*Items listed in a dataset*
● ● ● ● ●

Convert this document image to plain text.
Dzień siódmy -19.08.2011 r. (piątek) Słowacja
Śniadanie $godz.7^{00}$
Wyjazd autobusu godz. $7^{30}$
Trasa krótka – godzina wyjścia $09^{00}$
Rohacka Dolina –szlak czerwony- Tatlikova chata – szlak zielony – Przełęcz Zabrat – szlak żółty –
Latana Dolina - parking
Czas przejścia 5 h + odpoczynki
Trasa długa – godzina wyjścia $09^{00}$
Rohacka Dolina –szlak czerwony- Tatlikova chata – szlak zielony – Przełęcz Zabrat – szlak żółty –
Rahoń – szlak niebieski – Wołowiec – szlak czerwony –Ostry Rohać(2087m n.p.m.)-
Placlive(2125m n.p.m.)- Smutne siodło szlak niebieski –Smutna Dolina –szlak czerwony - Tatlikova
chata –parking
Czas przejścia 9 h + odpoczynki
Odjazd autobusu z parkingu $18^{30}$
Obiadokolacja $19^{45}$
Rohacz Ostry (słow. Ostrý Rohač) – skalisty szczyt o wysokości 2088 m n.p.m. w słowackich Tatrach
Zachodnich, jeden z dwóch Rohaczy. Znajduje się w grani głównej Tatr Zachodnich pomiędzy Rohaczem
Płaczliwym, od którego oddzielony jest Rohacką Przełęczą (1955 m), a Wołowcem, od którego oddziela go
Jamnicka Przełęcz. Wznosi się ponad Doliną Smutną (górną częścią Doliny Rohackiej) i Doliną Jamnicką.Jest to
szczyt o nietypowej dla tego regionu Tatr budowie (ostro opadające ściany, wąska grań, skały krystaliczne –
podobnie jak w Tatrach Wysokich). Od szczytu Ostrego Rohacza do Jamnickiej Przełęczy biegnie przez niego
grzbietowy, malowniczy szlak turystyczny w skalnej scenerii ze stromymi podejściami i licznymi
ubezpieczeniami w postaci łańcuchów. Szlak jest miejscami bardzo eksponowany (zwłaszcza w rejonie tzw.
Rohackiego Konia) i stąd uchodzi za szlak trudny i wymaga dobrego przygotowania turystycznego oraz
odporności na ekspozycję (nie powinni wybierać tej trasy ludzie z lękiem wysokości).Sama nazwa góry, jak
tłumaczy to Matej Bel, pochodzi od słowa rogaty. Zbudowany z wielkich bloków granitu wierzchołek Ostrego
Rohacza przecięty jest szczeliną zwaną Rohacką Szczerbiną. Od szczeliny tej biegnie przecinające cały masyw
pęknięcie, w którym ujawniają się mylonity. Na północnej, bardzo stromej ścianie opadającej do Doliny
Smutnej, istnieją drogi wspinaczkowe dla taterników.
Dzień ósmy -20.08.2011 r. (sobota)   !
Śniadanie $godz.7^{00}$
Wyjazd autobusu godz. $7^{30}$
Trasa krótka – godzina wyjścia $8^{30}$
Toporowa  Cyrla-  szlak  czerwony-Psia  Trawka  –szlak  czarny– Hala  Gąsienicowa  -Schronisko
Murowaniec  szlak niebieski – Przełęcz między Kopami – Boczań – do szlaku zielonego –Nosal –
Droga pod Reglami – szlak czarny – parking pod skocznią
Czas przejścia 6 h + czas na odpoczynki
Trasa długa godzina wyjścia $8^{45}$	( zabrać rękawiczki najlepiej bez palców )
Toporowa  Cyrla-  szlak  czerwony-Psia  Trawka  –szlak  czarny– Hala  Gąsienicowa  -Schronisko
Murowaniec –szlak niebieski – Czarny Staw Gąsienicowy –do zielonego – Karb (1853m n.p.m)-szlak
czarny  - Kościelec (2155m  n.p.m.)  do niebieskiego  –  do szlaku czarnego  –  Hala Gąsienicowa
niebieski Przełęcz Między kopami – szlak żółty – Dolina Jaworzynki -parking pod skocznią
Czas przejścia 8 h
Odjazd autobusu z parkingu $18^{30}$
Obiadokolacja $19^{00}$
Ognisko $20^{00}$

● ● ● ● ●

*Your instructions*
Could you transcribe the records in full, exactly?

*Answer below*
Convert this document image to plain text.
Dzień siódmy -19.08.2011 r. (piątek) Słowacja
Śniadanie $godz.7^{00}$
Wyjazd autobusu godz. $7^{30}$
Trasa krótka – godzina wyjścia $09^{00}$
Rohacka Dolina –szlak czerwony- Tatlikova chata – szlak zielony – Przełęcz Zabrat – szlak żółty –
Latana Dolina - parking
Czas przejścia 5 h + odpoczynki
Trasa długa – godzina wyjścia $09^{00}$
Rohacka Dolina –szlak czerwony- Tatlikova chata – szlak zielony – Przełęcz Zabrat – szlak żółty –
Rahoń – szlak niebieski – Wołowiec – szlak czerwony –Ostry Rohać(2087m n.p.m.)-
Placlive(2125m n.p.m.)- Smutne siodło szlak niebieski –Smutna Dolina –szlak czerwony - Tatlikova
chata –parking
Czas przejścia 9 h + odpoczynki
Odjazd autobusu z parkingu $18^{30}$
Obiadokolacja $19^{45}$
Rohacz Ostry (słow. Ostrý Rohač) – skalisty szczyt o wysokości 2088 m n.p.m. w słowackich Tatrach
Zachodnich, jeden z dwóch Rohaczy. Znajduje się w grani głównej Tatr Zachodnich pomiędzy Rohaczem
Płaczliwym, od którego oddzielony jest Rohacką Przełęczą (1955 m), a Wołowcem, od którego oddziela go
Jamnicka Przełęcz. Wznosi się ponad Doliną Smutną (górną częścią Doliny Rohackiej) i Doliną Jamnicką.Jest to
szczyt o nietypowej dla tego regionu Tatr budowie (ostro opadające ściany, wąska grań, skały krystaliczne –
podobnie jak w Tatrach Wysokich). Od szczytu Ostrego Rohacza do Jamnickiej Przełęczy biegnie przez niego
grzbietowy, malowniczy szlak turystyczny w skalnej scenerii ze stromymi podejściami i licznymi
ubezpieczeniami w postaci łańcuchów. Szlak jest miejscami bardzo eksponowany (zwłaszcza w rejonie tzw.
Rohackiego Konia) i stąd uchodzi za szlak trudny i wymaga dobrego przygotowania turystycznego oraz
odporności na ekspozycję (nie powinni wybierać tej trasy ludzie z lękiem wysokości).Sama nazwa góry, jak
tłumaczy to Matej Bel, pochodzi od słowa rogaty. Zbudowany z wielkich bloków granitu wierzchołek Ostrego
Rohacza przecięty jest szczeliną zwaną Rohacką Szczerbiną. Od szczeliny tej biegnie przecinające cały masyw
pęknięcie, w którym ujawniają się mylonity. Na północnej, bardzo stromej ścianie opadającej do Doliny
Smutnej, istnieją drogi wspinaczkowe dla taterników.
Dzień ósmy -20.08.2011 r. (sobota)   !
Śniadanie $godz.7^{00}$
Wyjazd autobusu godz. $7^{30}$
Trasa krótka – godzina wyjścia $8^{30}$
Toporowa  Cyrla-  szlak  czerwony-Psia  Trawka  –szlak  czarny– Hala  Gąsienicowa  -Schronisko
Murowaniec  szlak niebieski – Przełęcz między Kopami – Boczań – do szlaku zielonego –Nosal –
Droga pod Reglami – szlak czarny – parking pod skocznią
Czas przejścia 6 h + czas na odpoczynki
Trasa długa godzina wyjścia $8^{45}$	( zabrać rękawiczki najlepiej bez palców )
Toporowa  Cyrla-  szlak  czerwony-Psia  Trawka  –szlak  czarny– Hala  Gąsienicowa  -Schronisko
Murowaniec –szlak niebieski – Czarny Staw Gąsienicowy –do zielonego – Karb (1853m n.p.m)-szlak
czarny  - Kościelec (2155m  n.p.m.)  do niebieskiego  –  do szlaku czarnego  –  Hala Gąsienicowa
niebieski Przełęcz Między kopami – szlak żółty – Dolina Jaworzynki -parking pod skocznią
Czas przejścia 8 h
Odjazd autobusu z parkingu $18^{30}$
Obiadokolacja $19^{00}$
Ognisko $20^{00}$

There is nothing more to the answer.